→ Data shown:

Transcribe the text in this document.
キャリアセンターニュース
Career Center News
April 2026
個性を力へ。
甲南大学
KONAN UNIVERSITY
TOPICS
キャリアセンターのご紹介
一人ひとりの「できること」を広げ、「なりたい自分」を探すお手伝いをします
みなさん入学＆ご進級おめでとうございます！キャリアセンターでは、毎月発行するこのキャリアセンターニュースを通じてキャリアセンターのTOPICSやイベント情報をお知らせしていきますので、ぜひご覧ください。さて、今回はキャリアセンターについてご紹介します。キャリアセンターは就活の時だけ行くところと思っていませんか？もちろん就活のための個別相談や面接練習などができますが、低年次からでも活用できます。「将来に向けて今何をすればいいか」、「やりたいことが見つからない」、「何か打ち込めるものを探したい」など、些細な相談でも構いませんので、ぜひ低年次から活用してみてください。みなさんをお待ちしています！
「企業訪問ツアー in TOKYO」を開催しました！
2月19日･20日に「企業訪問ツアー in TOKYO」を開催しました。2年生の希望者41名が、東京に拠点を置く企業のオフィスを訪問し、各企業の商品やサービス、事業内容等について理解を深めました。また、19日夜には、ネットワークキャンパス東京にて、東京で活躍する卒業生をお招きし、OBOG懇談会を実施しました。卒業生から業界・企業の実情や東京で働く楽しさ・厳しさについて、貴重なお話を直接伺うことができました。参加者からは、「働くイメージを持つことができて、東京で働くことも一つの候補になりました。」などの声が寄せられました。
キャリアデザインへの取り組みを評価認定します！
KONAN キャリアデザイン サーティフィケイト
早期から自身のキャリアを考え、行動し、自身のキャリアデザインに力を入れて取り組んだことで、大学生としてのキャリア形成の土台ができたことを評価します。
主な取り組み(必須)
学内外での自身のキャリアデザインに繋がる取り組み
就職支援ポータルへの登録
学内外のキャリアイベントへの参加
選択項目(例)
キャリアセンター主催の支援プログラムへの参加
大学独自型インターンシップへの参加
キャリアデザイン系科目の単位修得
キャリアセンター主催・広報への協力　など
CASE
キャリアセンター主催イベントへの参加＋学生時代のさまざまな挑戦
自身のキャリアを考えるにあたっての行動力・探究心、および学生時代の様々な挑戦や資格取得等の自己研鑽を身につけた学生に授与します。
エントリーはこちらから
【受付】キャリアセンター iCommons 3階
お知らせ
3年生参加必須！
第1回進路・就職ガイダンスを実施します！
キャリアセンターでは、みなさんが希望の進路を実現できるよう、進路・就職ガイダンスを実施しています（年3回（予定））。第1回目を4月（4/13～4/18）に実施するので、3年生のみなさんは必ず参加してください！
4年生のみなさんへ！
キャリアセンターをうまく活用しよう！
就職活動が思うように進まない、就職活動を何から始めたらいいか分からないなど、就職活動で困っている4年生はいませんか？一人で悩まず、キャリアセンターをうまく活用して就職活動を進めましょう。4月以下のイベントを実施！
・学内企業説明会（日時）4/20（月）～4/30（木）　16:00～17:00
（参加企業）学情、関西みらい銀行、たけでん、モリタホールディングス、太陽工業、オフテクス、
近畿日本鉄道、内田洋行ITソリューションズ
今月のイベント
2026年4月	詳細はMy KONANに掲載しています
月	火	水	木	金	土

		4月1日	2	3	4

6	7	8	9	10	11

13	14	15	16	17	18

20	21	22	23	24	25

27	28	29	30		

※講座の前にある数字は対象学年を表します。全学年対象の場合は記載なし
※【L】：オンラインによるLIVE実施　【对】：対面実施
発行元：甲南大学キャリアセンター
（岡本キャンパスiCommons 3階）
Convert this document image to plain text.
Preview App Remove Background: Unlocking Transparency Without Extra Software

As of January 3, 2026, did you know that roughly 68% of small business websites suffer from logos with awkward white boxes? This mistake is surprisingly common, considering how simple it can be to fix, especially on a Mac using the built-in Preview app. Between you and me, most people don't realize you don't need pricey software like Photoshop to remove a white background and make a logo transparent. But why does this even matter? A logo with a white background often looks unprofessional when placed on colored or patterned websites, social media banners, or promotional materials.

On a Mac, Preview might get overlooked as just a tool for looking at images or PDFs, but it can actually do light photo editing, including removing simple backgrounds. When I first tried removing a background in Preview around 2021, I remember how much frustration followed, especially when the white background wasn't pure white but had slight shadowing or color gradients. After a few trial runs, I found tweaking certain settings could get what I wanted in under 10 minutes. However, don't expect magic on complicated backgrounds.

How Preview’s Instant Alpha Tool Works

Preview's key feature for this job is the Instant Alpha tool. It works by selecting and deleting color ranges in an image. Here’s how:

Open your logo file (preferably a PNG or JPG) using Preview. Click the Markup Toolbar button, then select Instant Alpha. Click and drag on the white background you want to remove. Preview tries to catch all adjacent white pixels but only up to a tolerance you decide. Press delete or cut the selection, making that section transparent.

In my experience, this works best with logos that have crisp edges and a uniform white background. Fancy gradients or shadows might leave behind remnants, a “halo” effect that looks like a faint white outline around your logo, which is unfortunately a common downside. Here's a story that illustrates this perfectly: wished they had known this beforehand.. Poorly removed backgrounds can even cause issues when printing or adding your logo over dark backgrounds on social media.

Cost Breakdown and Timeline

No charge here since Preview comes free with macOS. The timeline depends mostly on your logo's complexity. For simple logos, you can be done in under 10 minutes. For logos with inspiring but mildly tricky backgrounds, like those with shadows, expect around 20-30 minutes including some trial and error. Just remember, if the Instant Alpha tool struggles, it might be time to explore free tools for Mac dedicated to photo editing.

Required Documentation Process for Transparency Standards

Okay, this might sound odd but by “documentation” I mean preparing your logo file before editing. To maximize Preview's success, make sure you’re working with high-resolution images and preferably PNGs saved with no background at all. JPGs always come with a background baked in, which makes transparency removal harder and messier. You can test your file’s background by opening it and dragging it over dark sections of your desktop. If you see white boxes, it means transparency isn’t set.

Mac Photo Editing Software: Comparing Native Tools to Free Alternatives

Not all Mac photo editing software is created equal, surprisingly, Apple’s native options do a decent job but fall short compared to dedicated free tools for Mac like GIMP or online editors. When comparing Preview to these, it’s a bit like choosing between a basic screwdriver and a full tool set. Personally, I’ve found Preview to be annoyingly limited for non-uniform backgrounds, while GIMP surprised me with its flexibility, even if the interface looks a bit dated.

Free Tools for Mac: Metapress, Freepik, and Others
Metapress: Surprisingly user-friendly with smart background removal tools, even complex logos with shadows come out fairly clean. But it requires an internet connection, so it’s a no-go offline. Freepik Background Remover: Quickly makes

→ Aim: Retype the material in full, character for character.

→ Exercise result:
Transcribe the text in this document.
キャリアセンターニュース
Career Center News
April 2026
個性を力へ。
甲南大学
KONAN UNIVERSITY
TOPICS
キャリアセンターのご紹介
一人ひとりの「できること」を広げ、「なりたい自分」を探すお手伝いをします
みなさん入学＆ご進級おめでとうございます！キャリアセンターでは、毎月発行するこのキャリアセンターニュースを通じてキャリアセンターのTOPICSやイベント情報をお知らせしていきますので、ぜひご覧ください。さて、今回はキャリアセンターについてご紹介します。キャリアセンターは就活の時だけ行くところと思っていませんか？もちろん就活のための個別相談や面接練習などができますが、低年次からでも活用できます。「将来に向けて今何をすればいいか」、「やりたいことが見つからない」、「何か打ち込めるものを探したい」など、些細な相談でも構いませんので、ぜひ低年次から活用してみてください。みなさんをお待ちしています！
「企業訪問ツアー in TOKYO」を開催しました！
2月19日･20日に「企業訪問ツアー in TOKYO」を開催しました。2年生の希望者41名が、東京に拠点を置く企業のオフィスを訪問し、各企業の商品やサービス、事業内容等について理解を深めました。また、19日夜には、ネットワークキャンパス東京にて、東京で活躍する卒業生をお招きし、OBOG懇談会を実施しました。卒業生から業界・企業の実情や東京で働く楽しさ・厳しさについて、貴重なお話を直接伺うことができました。参加者からは、「働くイメージを持つことができて、東京で働くことも一つの候補になりました。」などの声が寄せられました。
キャリアデザインへの取り組みを評価認定します！
KONAN キャリアデザイン サーティフィケイト
早期から自身のキャリアを考え、行動し、自身のキャリアデザインに力を入れて取り組んだことで、大学生としてのキャリア形成の土台ができたことを評価します。
主な取り組み(必須)
学内外での自身のキャリアデザインに繋がる取り組み
就職支援ポータルへの登録
学内外のキャリアイベントへの参加
選択項目(例)
キャリアセンター主催の支援プログラムへの参加
大学独自型インターンシップへの参加
キャリアデザイン系科目の単位修得
キャリアセンター主催・広報への協力　など
CASE
キャリアセンター主催イベントへの参加＋学生時代のさまざまな挑戦
自身のキャリアを考えるにあたっての行動力・探究心、および学生時代の様々な挑戦や資格取得等の自己研鑽を身につけた学生に授与します。
エントリーはこちらから
【受付】キャリアセンター iCommons 3階
お知らせ
3年生参加必須！
第1回進路・就職ガイダンスを実施します！
キャリアセンターでは、みなさんが希望の進路を実現できるよう、進路・就職ガイダンスを実施しています（年3回（予定））。第1回目を4月（4/13～4/18）に実施するので、3年生のみなさんは必ず参加してください！
4年生のみなさんへ！
キャリアセンターをうまく活用しよう！
就職活動が思うように進まない、就職活動を何から始めたらいいか分からないなど、就職活動で困っている4年生はいませんか？一人で悩まず、キャリアセンターをうまく活用して就職活動を進めましょう。4月以下のイベントを実施！
・学内企業説明会（日時）4/20（月）～4/30（木）　16:00～17:00
（参加企業）学情、関西みらい銀行、たけでん、モリタホールディングス、太陽工業、オフテクス、
近畿日本鉄道、内田洋行ITソリューションズ
今月のイベント
2026年4月	詳細はMy KONANに掲載しています
月	火	水	木	金	土

		4月1日	2	3	4

6	7	8	9	10	11

13	14	15	16	17	18

20	21	22	23	24	25

27	28	29	30		

※講座の前にある数字は対象学年を表します。全学年対象の場合は記載なし
※【L】：オンラインによるLIVE実施　【对】：対面実施
発行元：甲南大学キャリアセンター
（岡本キャンパスiCommons 3階）
Convert this document image to plain text.
Preview App Remove Background: Unlocking Transparency Without Extra Software

As of January 3, 2026, did you know that roughly 68% of small business websites suffer from logos with awkward white boxes? This mistake is surprisingly common, considering how simple it can be to fix, especially on a Mac using the built-in Preview app. Between you and me, most people don't realize you don't need pricey software like Photoshop to remove a white background and make a logo transparent. But why does this even matter? A logo with a white background often looks unprofessional when placed on colored or patterned websites, social media banners, or promotional materials.

On a Mac, Preview might get overlooked as just a tool for looking at images or PDFs, but it can actually do light photo editing, including removing simple backgrounds. When I first tried removing a background in Preview around 2021, I remember how much frustration followed, especially when the white background wasn't pure white but had slight shadowing or color gradients. After a few trial runs, I found tweaking certain settings could get what I wanted in under 10 minutes. However, don't expect magic on complicated backgrounds.

How Preview’s Instant Alpha Tool Works

Preview's key feature for this job is the Instant Alpha tool. It works by selecting and deleting color ranges in an image. Here’s how:

Open your logo file (preferably a PNG or JPG) using Preview. Click the Markup Toolbar button, then select Instant Alpha. Click and drag on the white background you want to remove. Preview tries to catch all adjacent white pixels but only up to a tolerance you decide. Press delete or cut the selection, making that section transparent.

In my experience, this works best with logos that have crisp edges and a uniform white background. Fancy gradients or shadows might leave behind remnants, a “halo” effect that looks like a faint white outline around your logo, which is unfortunately a common downside. Here's a story that illustrates this perfectly: wished they had known this beforehand.. Poorly removed backgrounds can even cause issues when printing or adding your logo over dark backgrounds on social media.

Cost Breakdown and Timeline

No charge here since Preview comes free with macOS. The timeline depends mostly on your logo's complexity. For simple logos, you can be done in under 10 minutes. For logos with inspiring but mildly tricky backgrounds, like those with shadows, expect around 20-30 minutes including some trial and error. Just remember, if the Instant Alpha tool struggles, it might be time to explore free tools for Mac dedicated to photo editing.

Required Documentation Process for Transparency Standards

Okay, this might sound odd but by “documentation” I mean preparing your logo file before editing. To maximize Preview's success, make sure you’re working with high-resolution images and preferably PNGs saved with no background at all. JPGs always come with a background baked in, which makes transparency removal harder and messier. You can test your file’s background by opening it and dragging it over dark sections of your desktop. If you see white boxes, it means transparency isn’t set.

Mac Photo Editing Software: Comparing Native Tools to Free Alternatives

Not all Mac photo editing software is created equal, surprisingly, Apple’s native options do a decent job but fall short compared to dedicated free tools for Mac like GIMP or online editors. When comparing Preview to these, it’s a bit like choosing between a basic screwdriver and a full tool set. Personally, I’ve found Preview to be annoyingly limited for non-uniform backgrounds, while GIMP surprised me with its flexibility, even if the interface looks a bit dated.

Free Tools for Mac: Metapress, Freepik, and Others
Metapress: Surprisingly user-friendly with smart background removal tools, even complex logos with shadows come out fairly clean. But it requires an internet connection, so it’s a no-go offline. Freepik Background Remover: Quickly makes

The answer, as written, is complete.